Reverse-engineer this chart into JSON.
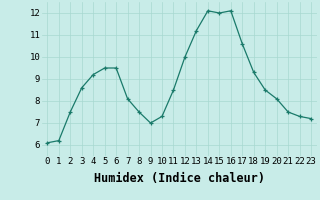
{
  "x": [
    0,
    1,
    2,
    3,
    4,
    5,
    6,
    7,
    8,
    9,
    10,
    11,
    12,
    13,
    14,
    15,
    16,
    17,
    18,
    19,
    20,
    21,
    22,
    23
  ],
  "y": [
    6.1,
    6.2,
    7.5,
    8.6,
    9.2,
    9.5,
    9.5,
    8.1,
    7.5,
    7.0,
    7.3,
    8.5,
    10.0,
    11.2,
    12.1,
    12.0,
    12.1,
    10.6,
    9.3,
    8.5,
    8.1,
    7.5,
    7.3,
    7.2
  ],
  "xlabel": "Humidex (Indice chaleur)",
  "ylim": [
    5.5,
    12.5
  ],
  "xlim": [
    -0.5,
    23.5
  ],
  "yticks": [
    6,
    7,
    8,
    9,
    10,
    11,
    12
  ],
  "xticks": [
    0,
    1,
    2,
    3,
    4,
    5,
    6,
    7,
    8,
    9,
    10,
    11,
    12,
    13,
    14,
    15,
    16,
    17,
    18,
    19,
    20,
    21,
    22,
    23
  ],
  "line_color": "#1a7a6a",
  "marker_color": "#1a7a6a",
  "bg_color": "#c8ece8",
  "grid_color": "#a8d8d0",
  "tick_label_fontsize": 6.5,
  "xlabel_fontsize": 8.5
}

####

* [Written instruction]:
Write every entry out again exactly, dropping the pictures.

* [The result]:
Reverse-engineer this chart into JSON.
{
  "x": [
    0,
    1,
    2,
    3,
    4,
    5,
    6,
    7,
    8,
    9,
    10,
    11,
    12,
    13,
    14,
    15,
    16,
    17,
    18,
    19,
    20,
    21,
    22,
    23
  ],
  "y": [
    6.1,
    6.2,
    7.5,
    8.6,
    9.2,
    9.5,
    9.5,
    8.1,
    7.5,
    7.0,
    7.3,
    8.5,
    10.0,
    11.2,
    12.1,
    12.0,
    12.1,
    10.6,
    9.3,
    8.5,
    8.1,
    7.5,
    7.3,
    7.2
  ],
  "xlabel": "Humidex (Indice chaleur)",
  "ylim": [
    5.5,
    12.5
  ],
  "xlim": [
    -0.5,
    23.5
  ],
  "yticks": [
    6,
    7,
    8,
    9,
    10,
    11,
    12
  ],
  "xticks": [
    0,
    1,
    2,
    3,
    4,
    5,
    6,
    7,
    8,
    9,
    10,
    11,
    12,
    13,
    14,
    15,
    16,
    17,
    18,
    19,
    20,
    21,
    22,
    23
  ],
  "line_color": "#1a7a6a",
  "marker_color": "#1a7a6a",
  "bg_color": "#c8ece8",
  "grid_color": "#a8d8d0",
  "tick_label_fontsize": 6.5,
  "xlabel_fontsize": 8.5
}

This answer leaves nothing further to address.